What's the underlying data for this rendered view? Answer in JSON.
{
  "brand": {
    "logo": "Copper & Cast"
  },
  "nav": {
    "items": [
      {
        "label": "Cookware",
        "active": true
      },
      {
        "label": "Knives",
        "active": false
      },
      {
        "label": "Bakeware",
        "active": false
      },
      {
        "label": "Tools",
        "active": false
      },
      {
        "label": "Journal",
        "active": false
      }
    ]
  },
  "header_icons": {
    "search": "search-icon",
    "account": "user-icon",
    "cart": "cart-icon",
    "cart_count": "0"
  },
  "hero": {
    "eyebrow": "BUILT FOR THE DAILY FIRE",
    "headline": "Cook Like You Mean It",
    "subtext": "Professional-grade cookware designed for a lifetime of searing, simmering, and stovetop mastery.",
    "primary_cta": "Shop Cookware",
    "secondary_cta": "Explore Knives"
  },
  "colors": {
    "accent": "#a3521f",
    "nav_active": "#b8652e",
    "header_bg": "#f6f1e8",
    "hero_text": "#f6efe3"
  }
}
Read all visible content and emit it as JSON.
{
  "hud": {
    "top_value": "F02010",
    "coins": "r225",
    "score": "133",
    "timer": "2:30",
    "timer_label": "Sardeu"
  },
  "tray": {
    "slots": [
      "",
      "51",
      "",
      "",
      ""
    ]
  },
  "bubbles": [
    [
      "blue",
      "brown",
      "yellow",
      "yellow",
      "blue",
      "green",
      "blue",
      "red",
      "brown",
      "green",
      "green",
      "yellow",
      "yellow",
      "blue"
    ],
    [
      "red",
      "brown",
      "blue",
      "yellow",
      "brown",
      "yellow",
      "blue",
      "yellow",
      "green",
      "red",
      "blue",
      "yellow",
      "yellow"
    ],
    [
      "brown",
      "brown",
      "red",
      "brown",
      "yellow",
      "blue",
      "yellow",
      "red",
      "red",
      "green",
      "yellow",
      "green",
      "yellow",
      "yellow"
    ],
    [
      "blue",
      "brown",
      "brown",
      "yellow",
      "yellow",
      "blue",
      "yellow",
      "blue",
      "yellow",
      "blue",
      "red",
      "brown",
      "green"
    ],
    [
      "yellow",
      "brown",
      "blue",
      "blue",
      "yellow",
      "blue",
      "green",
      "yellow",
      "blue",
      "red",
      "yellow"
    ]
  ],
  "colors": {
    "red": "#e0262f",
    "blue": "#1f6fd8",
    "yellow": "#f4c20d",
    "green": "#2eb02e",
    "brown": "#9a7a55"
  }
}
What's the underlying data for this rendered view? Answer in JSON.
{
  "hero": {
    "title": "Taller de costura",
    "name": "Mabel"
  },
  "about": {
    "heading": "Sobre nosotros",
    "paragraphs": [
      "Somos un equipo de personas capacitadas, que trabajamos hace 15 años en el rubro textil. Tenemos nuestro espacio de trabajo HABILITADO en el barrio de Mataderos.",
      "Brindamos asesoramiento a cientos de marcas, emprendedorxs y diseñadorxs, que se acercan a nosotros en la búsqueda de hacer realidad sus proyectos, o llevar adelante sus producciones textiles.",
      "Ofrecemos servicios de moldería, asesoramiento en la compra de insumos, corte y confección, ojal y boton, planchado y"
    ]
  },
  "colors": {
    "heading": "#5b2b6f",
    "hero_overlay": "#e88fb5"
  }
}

+ + + +

WHAT YOU HAVE TO DO: Using the material above, gather every line that includes "Knives".

TASK ANSWER:
        "label": "Knives",
    "secondary_cta": "Explore Knives"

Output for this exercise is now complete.